## Exercise directions
Write the data out again, exactly as given.

===============

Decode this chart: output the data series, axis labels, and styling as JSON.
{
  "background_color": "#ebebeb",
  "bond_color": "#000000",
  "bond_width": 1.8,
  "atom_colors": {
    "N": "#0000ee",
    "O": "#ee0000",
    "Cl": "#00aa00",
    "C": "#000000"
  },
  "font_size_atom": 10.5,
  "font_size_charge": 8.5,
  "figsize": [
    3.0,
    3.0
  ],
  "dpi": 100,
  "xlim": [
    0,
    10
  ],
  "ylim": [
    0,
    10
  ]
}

===============

## Result below
Decode this chart: output the data series, axis labels, and styling as JSON.
{
  "background_color": "#ebebeb",
  "bond_color": "#000000",
  "bond_width": 1.8,
  "atom_colors": {
    "N": "#0000ee",
    "O": "#ee0000",
    "Cl": "#00aa00",
    "C": "#000000"
  },
  "font_size_atom": 10.5,
  "font_size_charge": 8.5,
  "figsize": [
    3.0,
    3.0
  ],
  "dpi": 100,
  "xlim": [
    0,
    10
  ],
  "ylim": [
    0,
    10
  ]
}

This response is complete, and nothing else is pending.